*** Material

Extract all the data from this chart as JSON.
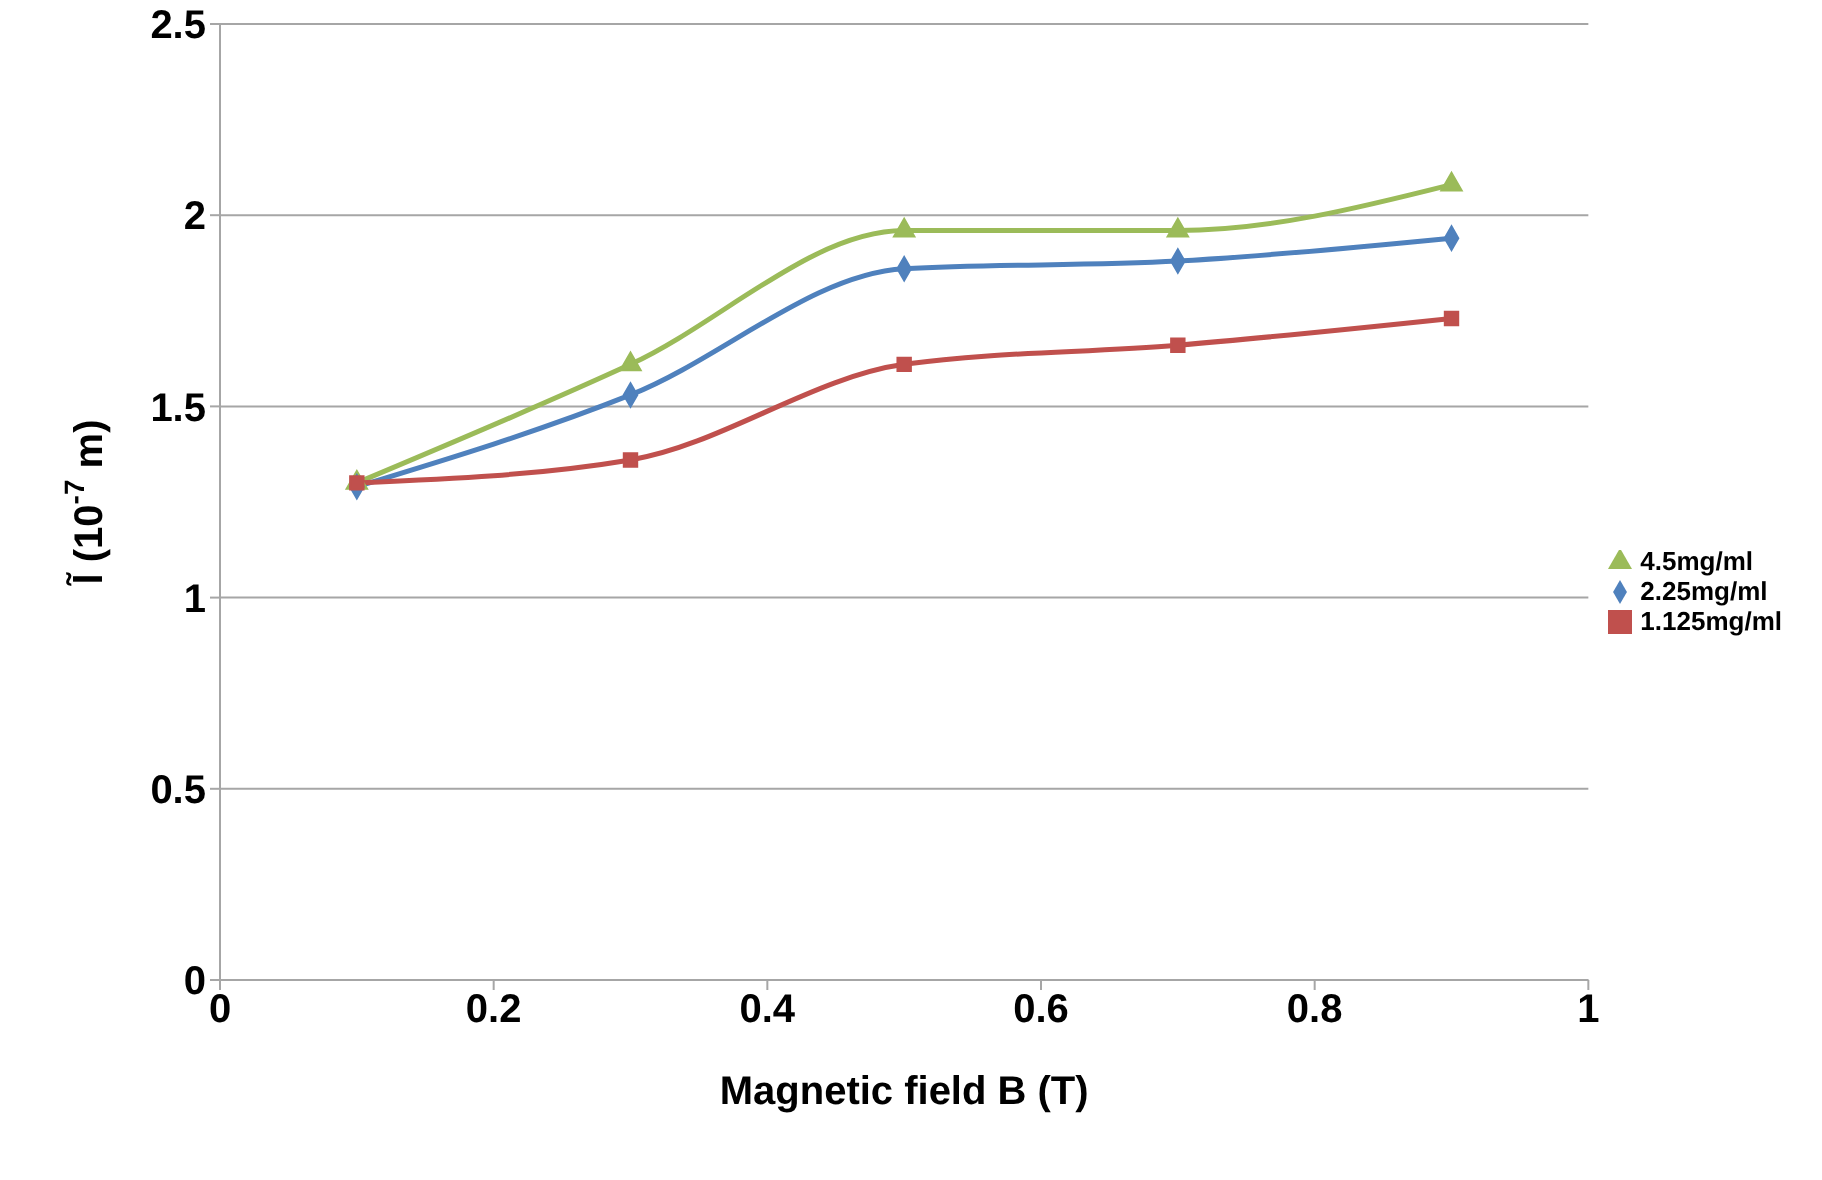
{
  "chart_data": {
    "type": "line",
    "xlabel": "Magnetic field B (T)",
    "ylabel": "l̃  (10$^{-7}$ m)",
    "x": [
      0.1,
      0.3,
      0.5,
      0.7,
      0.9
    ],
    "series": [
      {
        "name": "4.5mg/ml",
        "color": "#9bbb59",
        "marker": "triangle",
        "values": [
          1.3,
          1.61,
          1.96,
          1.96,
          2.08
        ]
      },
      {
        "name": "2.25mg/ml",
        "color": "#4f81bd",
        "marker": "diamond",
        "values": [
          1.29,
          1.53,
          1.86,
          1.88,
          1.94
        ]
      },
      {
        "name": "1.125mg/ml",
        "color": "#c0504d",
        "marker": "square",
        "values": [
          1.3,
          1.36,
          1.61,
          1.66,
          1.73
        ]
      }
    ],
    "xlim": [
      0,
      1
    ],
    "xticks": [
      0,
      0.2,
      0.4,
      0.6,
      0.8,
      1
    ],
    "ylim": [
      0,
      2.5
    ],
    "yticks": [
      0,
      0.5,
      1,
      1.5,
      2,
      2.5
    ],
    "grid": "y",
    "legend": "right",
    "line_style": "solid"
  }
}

******

Set task → The word "name" may appear on some lines of these records; state how many such lines there are, and nothing else.

Reply to the exercise → 3